> Exercise objective:
Check every line below for the word "text" and show those that hold it.

(Dataset items)
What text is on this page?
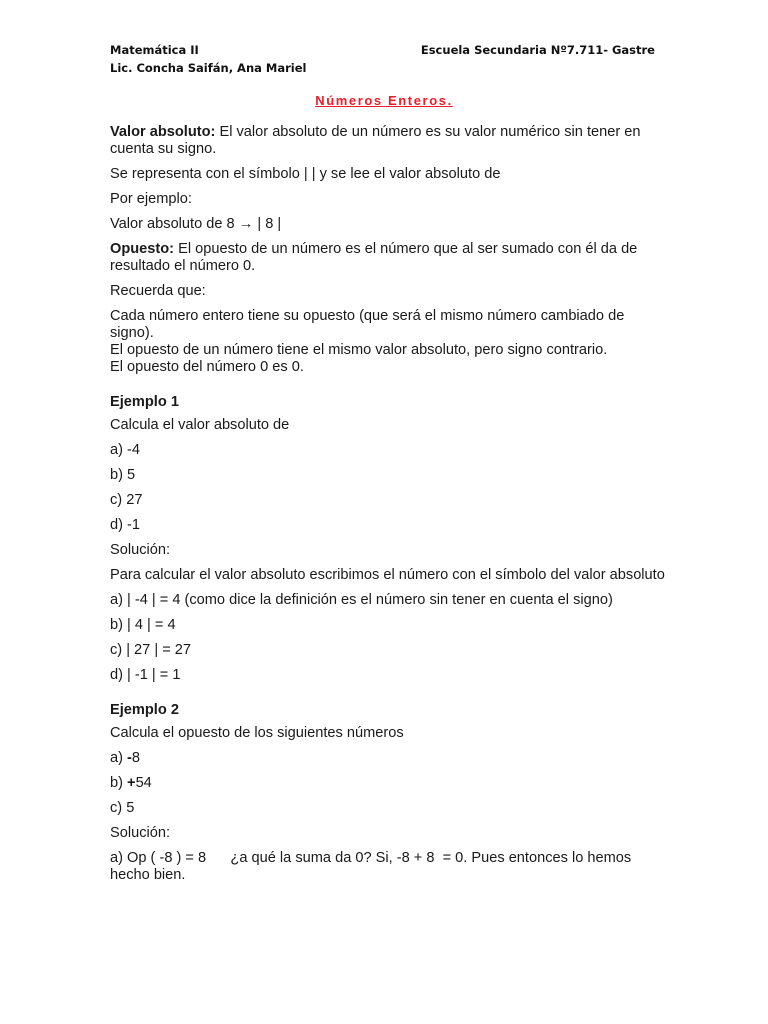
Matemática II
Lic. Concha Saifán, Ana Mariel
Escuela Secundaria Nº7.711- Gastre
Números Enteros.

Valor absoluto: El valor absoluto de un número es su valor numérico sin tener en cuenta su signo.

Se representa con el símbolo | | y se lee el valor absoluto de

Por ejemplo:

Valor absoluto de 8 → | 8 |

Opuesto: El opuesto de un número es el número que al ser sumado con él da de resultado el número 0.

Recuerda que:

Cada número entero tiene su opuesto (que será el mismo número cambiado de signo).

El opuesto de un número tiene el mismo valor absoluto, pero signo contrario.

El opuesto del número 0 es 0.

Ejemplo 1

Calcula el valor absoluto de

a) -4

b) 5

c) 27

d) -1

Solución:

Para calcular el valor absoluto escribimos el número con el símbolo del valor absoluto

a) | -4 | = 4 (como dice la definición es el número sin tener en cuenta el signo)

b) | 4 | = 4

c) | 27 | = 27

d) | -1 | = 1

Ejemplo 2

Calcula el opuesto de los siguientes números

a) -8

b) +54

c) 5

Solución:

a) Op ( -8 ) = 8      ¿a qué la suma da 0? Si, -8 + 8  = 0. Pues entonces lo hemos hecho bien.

--

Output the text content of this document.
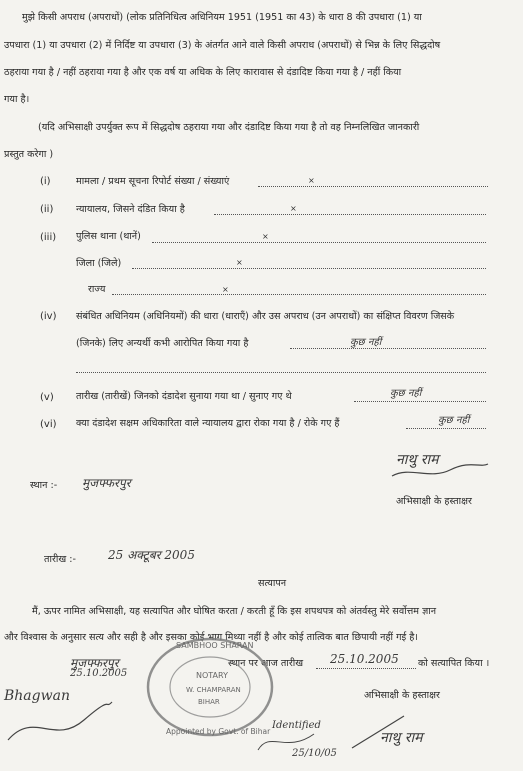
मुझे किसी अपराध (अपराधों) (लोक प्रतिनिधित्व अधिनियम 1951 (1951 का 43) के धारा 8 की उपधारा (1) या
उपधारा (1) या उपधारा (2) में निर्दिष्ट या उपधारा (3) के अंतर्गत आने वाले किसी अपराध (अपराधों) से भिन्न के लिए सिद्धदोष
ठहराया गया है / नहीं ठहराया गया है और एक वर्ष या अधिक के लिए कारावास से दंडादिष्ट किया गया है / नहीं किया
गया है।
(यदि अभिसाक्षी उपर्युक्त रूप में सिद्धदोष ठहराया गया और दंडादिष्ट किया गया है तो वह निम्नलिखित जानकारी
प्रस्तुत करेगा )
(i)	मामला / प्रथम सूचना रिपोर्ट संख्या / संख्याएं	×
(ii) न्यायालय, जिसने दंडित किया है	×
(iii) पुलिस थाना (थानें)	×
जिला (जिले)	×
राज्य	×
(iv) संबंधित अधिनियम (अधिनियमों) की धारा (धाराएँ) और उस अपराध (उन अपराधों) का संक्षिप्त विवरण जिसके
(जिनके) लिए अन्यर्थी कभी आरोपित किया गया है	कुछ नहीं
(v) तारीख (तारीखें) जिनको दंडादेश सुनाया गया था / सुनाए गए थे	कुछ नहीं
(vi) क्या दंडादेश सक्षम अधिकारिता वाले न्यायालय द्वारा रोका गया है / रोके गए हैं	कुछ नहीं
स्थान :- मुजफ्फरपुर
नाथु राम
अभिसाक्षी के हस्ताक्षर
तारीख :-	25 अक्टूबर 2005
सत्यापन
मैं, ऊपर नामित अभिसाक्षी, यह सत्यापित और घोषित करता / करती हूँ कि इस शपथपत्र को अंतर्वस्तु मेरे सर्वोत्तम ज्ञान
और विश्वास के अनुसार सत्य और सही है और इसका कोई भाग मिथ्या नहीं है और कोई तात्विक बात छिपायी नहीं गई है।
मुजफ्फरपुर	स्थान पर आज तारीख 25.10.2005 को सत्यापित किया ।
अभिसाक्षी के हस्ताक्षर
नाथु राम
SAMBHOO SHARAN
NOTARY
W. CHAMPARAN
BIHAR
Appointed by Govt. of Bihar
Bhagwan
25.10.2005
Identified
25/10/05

> Exercise response:
What text is on this page?
Output the text content of this document.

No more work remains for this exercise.